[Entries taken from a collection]
○ ○ ○ ○ ○

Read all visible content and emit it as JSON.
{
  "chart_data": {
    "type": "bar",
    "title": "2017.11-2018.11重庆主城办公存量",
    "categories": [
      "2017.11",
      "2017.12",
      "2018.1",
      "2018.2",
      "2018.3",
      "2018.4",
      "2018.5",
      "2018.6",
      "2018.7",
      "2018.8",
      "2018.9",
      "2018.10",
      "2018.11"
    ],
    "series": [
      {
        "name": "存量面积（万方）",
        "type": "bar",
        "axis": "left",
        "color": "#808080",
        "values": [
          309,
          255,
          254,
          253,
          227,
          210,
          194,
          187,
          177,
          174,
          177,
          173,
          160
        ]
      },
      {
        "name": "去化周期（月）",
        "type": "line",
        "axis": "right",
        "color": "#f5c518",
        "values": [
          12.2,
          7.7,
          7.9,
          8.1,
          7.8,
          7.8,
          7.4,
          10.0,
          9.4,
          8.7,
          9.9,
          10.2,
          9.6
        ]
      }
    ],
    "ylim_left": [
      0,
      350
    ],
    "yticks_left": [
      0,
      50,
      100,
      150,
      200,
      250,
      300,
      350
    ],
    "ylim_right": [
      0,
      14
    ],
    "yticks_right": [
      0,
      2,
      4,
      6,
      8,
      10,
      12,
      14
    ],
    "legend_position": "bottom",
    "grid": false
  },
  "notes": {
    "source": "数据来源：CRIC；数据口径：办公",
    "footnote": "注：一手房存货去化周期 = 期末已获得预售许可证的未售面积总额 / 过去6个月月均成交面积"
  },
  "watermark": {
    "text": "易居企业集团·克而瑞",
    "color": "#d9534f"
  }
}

○ ○ ○ ○ ○

*Prompt:* Exactly reproduce every record.

*Response to this task:*
Read all visible content and emit it as JSON.
{
  "chart_data": {
    "type": "bar",
    "title": "2017.11-2018.11重庆主城办公存量",
    "categories": [
      "2017.11",
      "2017.12",
      "2018.1",
      "2018.2",
      "2018.3",
      "2018.4",
      "2018.5",
      "2018.6",
      "2018.7",
      "2018.8",
      "2018.9",
      "2018.10",
      "2018.11"
    ],
    "series": [
      {
        "name": "存量面积（万方）",
        "type": "bar",
        "axis": "left",
        "color": "#808080",
        "values": [
          309,
          255,
          254,
          253,
          227,
          210,
          194,
          187,
          177,
          174,
          177,
          173,
          160
        ]
      },
      {
        "name": "去化周期（月）",
        "type": "line",
        "axis": "right",
        "color": "#f5c518",
        "values": [
          12.2,
          7.7,
          7.9,
          8.1,
          7.8,
          7.8,
          7.4,
          10.0,
          9.4,
          8.7,
          9.9,
          10.2,
          9.6
        ]
      }
    ],
    "ylim_left": [
      0,
      350
    ],
    "yticks_left": [
      0,
      50,
      100,
      150,
      200,
      250,
      300,
      350
    ],
    "ylim_right": [
      0,
      14
    ],
    "yticks_right": [
      0,
      2,
      4,
      6,
      8,
      10,
      12,
      14
    ],
    "legend_position": "bottom",
    "grid": false
  },
  "notes": {
    "source": "数据来源：CRIC；数据口径：办公",
    "footnote": "注：一手房存货去化周期 = 期末已获得预售许可证的未售面积总额 / 过去6个月月均成交面积"
  },
  "watermark": {
    "text": "易居企业集团·克而瑞",
    "color": "#d9534f"
  }
}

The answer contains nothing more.